▶ _The exercise_: Below are records to be output exactly, every one of them.

▶ _Data to process_:
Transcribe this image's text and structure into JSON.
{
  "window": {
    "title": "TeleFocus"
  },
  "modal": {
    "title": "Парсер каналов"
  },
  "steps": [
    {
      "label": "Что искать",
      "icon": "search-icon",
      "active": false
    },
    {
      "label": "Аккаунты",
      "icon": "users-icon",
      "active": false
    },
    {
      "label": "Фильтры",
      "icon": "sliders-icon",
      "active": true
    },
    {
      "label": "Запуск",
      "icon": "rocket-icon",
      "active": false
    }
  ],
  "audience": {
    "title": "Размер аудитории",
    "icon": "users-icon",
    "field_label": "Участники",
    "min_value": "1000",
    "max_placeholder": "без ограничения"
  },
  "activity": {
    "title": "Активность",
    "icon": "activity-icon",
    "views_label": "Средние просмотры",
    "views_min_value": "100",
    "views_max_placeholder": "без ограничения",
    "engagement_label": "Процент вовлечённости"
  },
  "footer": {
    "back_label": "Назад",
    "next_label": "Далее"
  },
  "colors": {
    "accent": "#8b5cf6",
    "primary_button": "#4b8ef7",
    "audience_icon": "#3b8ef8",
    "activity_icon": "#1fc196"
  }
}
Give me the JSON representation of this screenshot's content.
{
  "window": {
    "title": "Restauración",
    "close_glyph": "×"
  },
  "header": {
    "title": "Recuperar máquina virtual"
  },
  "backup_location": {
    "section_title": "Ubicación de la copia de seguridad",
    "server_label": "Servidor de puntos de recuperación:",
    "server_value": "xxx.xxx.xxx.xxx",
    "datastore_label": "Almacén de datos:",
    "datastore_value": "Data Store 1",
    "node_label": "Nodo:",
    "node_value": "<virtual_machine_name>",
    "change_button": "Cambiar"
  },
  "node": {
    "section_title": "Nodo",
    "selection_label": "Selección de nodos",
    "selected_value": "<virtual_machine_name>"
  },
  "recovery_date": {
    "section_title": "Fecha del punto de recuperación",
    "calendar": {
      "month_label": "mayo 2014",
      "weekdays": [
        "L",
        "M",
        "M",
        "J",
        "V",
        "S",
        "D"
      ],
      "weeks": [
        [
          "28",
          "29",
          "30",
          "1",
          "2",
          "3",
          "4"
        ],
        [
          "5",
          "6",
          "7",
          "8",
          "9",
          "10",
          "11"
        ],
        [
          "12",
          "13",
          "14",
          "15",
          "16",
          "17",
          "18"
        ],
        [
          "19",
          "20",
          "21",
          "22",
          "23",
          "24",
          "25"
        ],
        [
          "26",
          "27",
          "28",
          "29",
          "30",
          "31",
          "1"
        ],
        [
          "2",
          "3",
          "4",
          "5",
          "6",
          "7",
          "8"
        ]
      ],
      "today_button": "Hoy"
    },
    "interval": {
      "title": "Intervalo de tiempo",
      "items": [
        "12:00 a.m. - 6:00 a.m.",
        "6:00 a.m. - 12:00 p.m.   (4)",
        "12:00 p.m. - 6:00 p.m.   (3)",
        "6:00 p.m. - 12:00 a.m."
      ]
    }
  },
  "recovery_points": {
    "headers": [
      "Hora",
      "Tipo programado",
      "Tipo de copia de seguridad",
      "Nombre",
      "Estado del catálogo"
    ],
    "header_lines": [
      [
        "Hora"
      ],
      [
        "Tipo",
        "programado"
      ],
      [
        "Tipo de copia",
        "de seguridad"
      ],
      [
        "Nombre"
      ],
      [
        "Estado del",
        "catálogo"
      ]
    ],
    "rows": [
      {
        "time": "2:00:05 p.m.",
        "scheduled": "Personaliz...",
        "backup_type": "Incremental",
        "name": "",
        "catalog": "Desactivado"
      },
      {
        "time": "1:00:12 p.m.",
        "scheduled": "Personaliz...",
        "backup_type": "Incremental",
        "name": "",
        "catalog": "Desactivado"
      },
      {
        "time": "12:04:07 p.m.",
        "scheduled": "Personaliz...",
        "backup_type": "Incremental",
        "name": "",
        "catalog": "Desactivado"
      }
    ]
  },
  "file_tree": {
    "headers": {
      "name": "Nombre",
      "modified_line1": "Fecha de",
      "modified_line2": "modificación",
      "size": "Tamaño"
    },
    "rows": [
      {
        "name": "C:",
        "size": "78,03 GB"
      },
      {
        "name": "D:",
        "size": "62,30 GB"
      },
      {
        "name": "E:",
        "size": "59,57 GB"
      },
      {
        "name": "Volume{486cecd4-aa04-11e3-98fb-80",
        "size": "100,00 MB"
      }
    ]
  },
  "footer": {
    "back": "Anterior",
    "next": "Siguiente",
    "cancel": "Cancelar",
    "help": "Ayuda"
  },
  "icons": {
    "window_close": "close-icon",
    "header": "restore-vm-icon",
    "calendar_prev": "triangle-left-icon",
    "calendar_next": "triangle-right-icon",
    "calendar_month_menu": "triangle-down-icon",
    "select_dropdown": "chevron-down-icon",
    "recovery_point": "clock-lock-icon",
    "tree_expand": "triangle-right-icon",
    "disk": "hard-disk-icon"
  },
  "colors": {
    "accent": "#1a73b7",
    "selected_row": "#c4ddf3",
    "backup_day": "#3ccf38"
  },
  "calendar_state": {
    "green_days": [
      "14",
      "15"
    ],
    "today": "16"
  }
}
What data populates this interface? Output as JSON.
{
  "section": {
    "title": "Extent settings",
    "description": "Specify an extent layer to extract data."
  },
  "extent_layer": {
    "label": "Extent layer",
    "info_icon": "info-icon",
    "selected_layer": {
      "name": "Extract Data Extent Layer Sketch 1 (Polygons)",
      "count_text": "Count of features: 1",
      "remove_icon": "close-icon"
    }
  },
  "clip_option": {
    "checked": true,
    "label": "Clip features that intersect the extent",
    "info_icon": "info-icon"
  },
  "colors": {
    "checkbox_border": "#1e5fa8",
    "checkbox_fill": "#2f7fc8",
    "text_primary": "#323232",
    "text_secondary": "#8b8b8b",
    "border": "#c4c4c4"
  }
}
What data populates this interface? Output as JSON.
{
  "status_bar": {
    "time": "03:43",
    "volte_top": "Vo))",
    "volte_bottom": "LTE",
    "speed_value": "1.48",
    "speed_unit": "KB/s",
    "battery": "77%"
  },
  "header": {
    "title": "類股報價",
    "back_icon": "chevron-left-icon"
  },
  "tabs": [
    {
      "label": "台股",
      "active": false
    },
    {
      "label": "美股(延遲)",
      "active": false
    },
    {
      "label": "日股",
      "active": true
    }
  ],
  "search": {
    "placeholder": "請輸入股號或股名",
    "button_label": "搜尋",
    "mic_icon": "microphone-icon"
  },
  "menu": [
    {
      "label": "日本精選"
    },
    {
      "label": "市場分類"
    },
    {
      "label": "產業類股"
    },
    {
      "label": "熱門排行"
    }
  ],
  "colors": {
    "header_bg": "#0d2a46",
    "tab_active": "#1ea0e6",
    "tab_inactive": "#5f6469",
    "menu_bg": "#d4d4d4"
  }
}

▶ _Task output_:
Transcribe this image's text and structure into JSON.
{
  "window": {
    "title": "TeleFocus"
  },
  "modal": {
    "title": "Парсер каналов"
  },
  "steps": [
    {
      "label": "Что искать",
      "icon": "search-icon",
      "active": false
    },
    {
      "label": "Аккаунты",
      "icon": "users-icon",
      "active": false
    },
    {
      "label": "Фильтры",
      "icon": "sliders-icon",
      "active": true
    },
    {
      "label": "Запуск",
      "icon": "rocket-icon",
      "active": false
    }
  ],
  "audience": {
    "title": "Размер аудитории",
    "icon": "users-icon",
    "field_label": "Участники",
    "min_value": "1000",
    "max_placeholder": "без ограничения"
  },
  "activity": {
    "title": "Активность",
    "icon": "activity-icon",
    "views_label": "Средние просмотры",
    "views_min_value": "100",
    "views_max_placeholder": "без ограничения",
    "engagement_label": "Процент вовлечённости"
  },
  "footer": {
    "back_label": "Назад",
    "next_label": "Далее"
  },
  "colors": {
    "accent": "#8b5cf6",
    "primary_button": "#4b8ef7",
    "audience_icon": "#3b8ef8",
    "activity_icon": "#1fc196"
  }
}
Give me the JSON representation of this screenshot's content.
{
  "window": {
    "title": "Restauración",
    "close_glyph": "×"
  },
  "header": {
    "title": "Recuperar máquina virtual"
  },
  "backup_location": {
    "section_title": "Ubicación de la copia de seguridad",
    "server_label": "Servidor de puntos de recuperación:",
    "server_value": "xxx.xxx.xxx.xxx",
    "datastore_label": "Almacén de datos:",
    "datastore_value": "Data Store 1",
    "node_label": "Nodo:",
    "node_value": "<virtual_machine_name>",
    "change_button": "Cambiar"
  },
  "node": {
    "section_title": "Nodo",
    "selection_label": "Selección de nodos",
    "selected_value": "<virtual_machine_name>"
  },
  "recovery_date": {
    "section_title": "Fecha del punto de recuperación",
    "calendar": {
      "month_label": "mayo 2014",
      "weekdays": [
        "L",
        "M",
        "M",
        "J",
        "V",
        "S",
        "D"
      ],
      "weeks": [
        [
          "28",
          "29",
          "30",
          "1",
          "2",
          "3",
          "4"
        ],
        [
          "5",
          "6",
          "7",
          "8",
          "9",
          "10",
          "11"
        ],
        [
          "12",
          "13",
          "14",
          "15",
          "16",
          "17",
          "18"
        ],
        [
          "19",
          "20",
          "21",
          "22",
          "23",
          "24",
          "25"
        ],
        [
          "26",
          "27",
          "28",
          "29",
          "30",
          "31",
          "1"
        ],
        [
          "2",
          "3",
          "4",
          "5",
          "6",
          "7",
          "8"
        ]
      ],
      "today_button": "Hoy"
    },
    "interval": {
      "title": "Intervalo de tiempo",
      "items": [
        "12:00 a.m. - 6:00 a.m.",
        "6:00 a.m. - 12:00 p.m.   (4)",
        "12:00 p.m. - 6:00 p.m.   (3)",
        "6:00 p.m. - 12:00 a.m."
      ]
    }
  },
  "recovery_points": {
    "headers": [
      "Hora",
      "Tipo programado",
      "Tipo de copia de seguridad",
      "Nombre",
      "Estado del catálogo"
    ],
    "header_lines": [
      [
        "Hora"
      ],
      [
        "Tipo",
        "programado"
      ],
      [
        "Tipo de copia",
        "de seguridad"
      ],
      [
        "Nombre"
      ],
      [
        "Estado del",
        "catálogo"
      ]
    ],
    "rows": [
      {
        "time": "2:00:05 p.m.",
        "scheduled": "Personaliz...",
        "backup_type": "Incremental",
        "name": "",
        "catalog": "Desactivado"
      },
      {
        "time": "1:00:12 p.m.",
        "scheduled": "Personaliz...",
        "backup_type": "Incremental",
        "name": "",
        "catalog": "Desactivado"
      },
      {
        "time": "12:04:07 p.m.",
        "scheduled": "Personaliz...",
        "backup_type": "Incremental",
        "name": "",
        "catalog": "Desactivado"
      }
    ]
  },
  "file_tree": {
    "headers": {
      "name": "Nombre",
      "modified_line1": "Fecha de",
      "modified_line2": "modificación",
      "size": "Tamaño"
    },
    "rows": [
      {
        "name": "C:",
        "size": "78,03 GB"
      },
      {
        "name": "D:",
        "size": "62,30 GB"
      },
      {
        "name": "E:",
        "size": "59,57 GB"
      },
      {
        "name": "Volume{486cecd4-aa04-11e3-98fb-80",
        "size": "100,00 MB"
      }
    ]
  },
  "footer": {
    "back": "Anterior",
    "next": "Siguiente",
    "cancel": "Cancelar",
    "help": "Ayuda"
  },
  "icons": {
    "window_close": "close-icon",
    "header": "restore-vm-icon",
    "calendar_prev": "triangle-left-icon",
    "calendar_next": "triangle-right-icon",
    "calendar_month_menu": "triangle-down-icon",
    "select_dropdown": "chevron-down-icon",
    "recovery_point": "clock-lock-icon",
    "tree_expand": "triangle-right-icon",
    "disk": "hard-disk-icon"
  },
  "colors": {
    "accent": "#1a73b7",
    "selected_row": "#c4ddf3",
    "backup_day": "#3ccf38"
  },
  "calendar_state": {
    "green_days": [
      "14",
      "15"
    ],
    "today": "16"
  }
}
What data populates this interface? Output as JSON.
{
  "section": {
    "title": "Extent settings",
    "description": "Specify an extent layer to extract data."
  },
  "extent_layer": {
    "label": "Extent layer",
    "info_icon": "info-icon",
    "selected_layer": {
      "name": "Extract Data Extent Layer Sketch 1 (Polygons)",
      "count_text": "Count of features: 1",
      "remove_icon": "close-icon"
    }
  },
  "clip_option": {
    "checked": true,
    "label": "Clip features that intersect the extent",
    "info_icon": "info-icon"
  },
  "colors": {
    "checkbox_border": "#1e5fa8",
    "checkbox_fill": "#2f7fc8",
    "text_primary": "#323232",
    "text_secondary": "#8b8b8b",
    "border": "#c4c4c4"
  }
}
What data populates this interface? Output as JSON.
{
  "status_bar": {
    "time": "03:43",
    "volte_top": "Vo))",
    "volte_bottom": "LTE",
    "speed_value": "1.48",
    "speed_unit": "KB/s",
    "battery": "77%"
  },
  "header": {
    "title": "類股報價",
    "back_icon": "chevron-left-icon"
  },
  "tabs": [
    {
      "label": "台股",
      "active": false
    },
    {
      "label": "美股(延遲)",
      "active": false
    },
    {
      "label": "日股",
      "active": true
    }
  ],
  "search": {
    "placeholder": "請輸入股號或股名",
    "button_label": "搜尋",
    "mic_icon": "microphone-icon"
  },
  "menu": [
    {
      "label": "日本精選"
    },
    {
      "label": "市場分類"
    },
    {
      "label": "產業類股"
    },
    {
      "label": "熱門排行"
    }
  ],
  "colors": {
    "header_bg": "#0d2a46",
    "tab_active": "#1ea0e6",
    "tab_inactive": "#5f6469",
    "menu_bg": "#d4d4d4"
  }
}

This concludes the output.